* INPUT RECORDS
····················

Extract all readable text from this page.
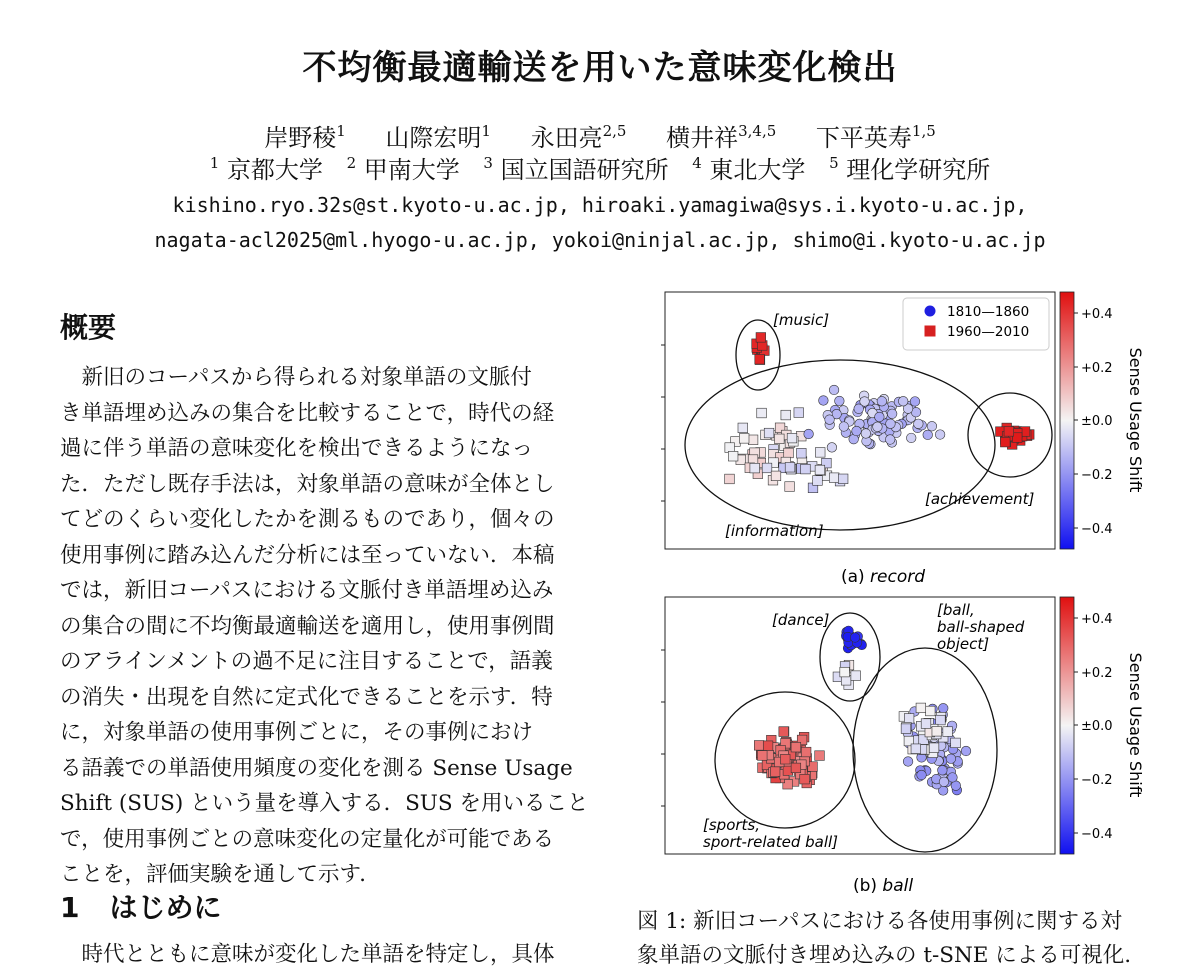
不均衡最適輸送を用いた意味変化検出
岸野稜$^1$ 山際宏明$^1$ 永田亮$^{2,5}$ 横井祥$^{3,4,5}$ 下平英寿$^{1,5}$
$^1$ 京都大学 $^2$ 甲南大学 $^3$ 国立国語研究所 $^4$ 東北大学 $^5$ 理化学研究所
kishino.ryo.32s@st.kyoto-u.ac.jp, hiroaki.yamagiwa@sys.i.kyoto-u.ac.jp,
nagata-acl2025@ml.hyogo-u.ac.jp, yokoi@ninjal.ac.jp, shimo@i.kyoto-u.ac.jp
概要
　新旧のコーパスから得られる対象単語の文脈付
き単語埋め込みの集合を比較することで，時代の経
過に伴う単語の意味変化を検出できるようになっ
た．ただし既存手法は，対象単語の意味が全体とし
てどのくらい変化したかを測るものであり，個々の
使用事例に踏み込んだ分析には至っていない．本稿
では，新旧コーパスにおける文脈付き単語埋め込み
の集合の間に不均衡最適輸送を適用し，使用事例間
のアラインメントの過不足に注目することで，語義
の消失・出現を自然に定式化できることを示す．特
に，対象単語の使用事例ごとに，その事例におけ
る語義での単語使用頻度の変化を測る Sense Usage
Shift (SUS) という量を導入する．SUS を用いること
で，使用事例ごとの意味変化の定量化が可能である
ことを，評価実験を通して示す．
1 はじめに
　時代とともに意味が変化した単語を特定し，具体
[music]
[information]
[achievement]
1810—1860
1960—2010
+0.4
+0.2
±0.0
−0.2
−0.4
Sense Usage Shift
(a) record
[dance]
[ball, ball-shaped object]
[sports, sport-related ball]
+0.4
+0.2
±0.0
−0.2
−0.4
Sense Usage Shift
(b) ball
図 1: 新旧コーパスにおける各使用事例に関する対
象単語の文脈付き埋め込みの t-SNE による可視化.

····················

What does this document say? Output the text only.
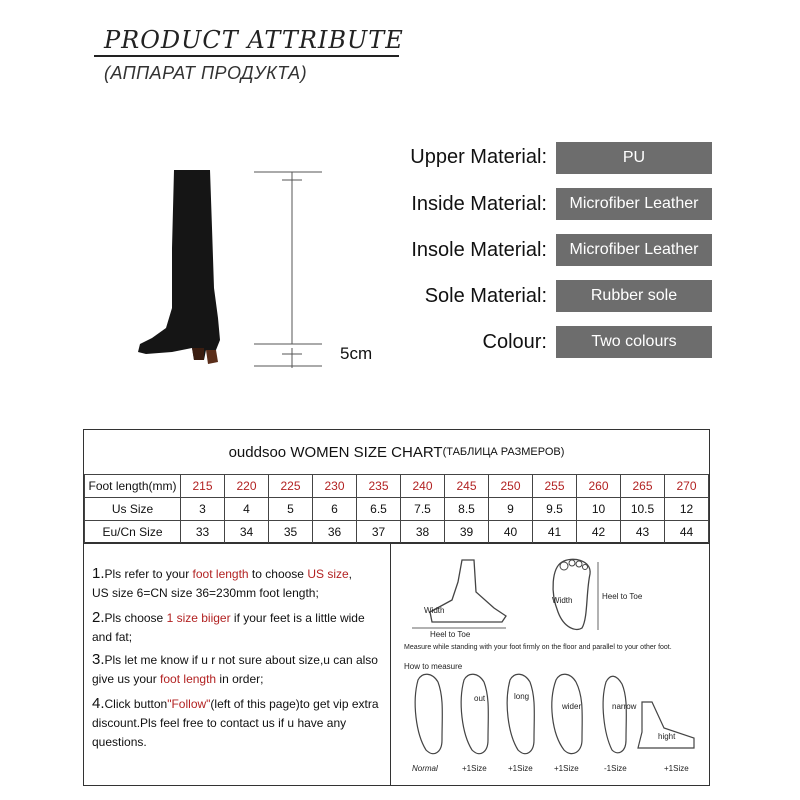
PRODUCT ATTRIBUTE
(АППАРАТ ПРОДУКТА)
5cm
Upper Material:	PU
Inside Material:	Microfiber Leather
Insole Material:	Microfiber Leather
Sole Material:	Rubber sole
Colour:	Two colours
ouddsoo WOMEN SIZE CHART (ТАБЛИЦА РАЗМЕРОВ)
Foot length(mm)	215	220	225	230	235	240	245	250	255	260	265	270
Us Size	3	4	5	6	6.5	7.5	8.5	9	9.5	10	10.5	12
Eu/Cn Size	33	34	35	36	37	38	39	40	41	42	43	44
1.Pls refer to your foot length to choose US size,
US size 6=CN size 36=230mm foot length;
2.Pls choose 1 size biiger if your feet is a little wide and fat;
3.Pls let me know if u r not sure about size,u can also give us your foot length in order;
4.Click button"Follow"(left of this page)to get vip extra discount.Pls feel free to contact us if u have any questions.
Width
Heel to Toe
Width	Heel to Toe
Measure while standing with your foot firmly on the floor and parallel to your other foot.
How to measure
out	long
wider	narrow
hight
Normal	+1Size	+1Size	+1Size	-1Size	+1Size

····················

* WHAT IS ASKED
Return each line in the records that holds the string "ball".

* RESPONSE
[ball, ball-shaped object]
[sports, sport-related ball]
(b) ball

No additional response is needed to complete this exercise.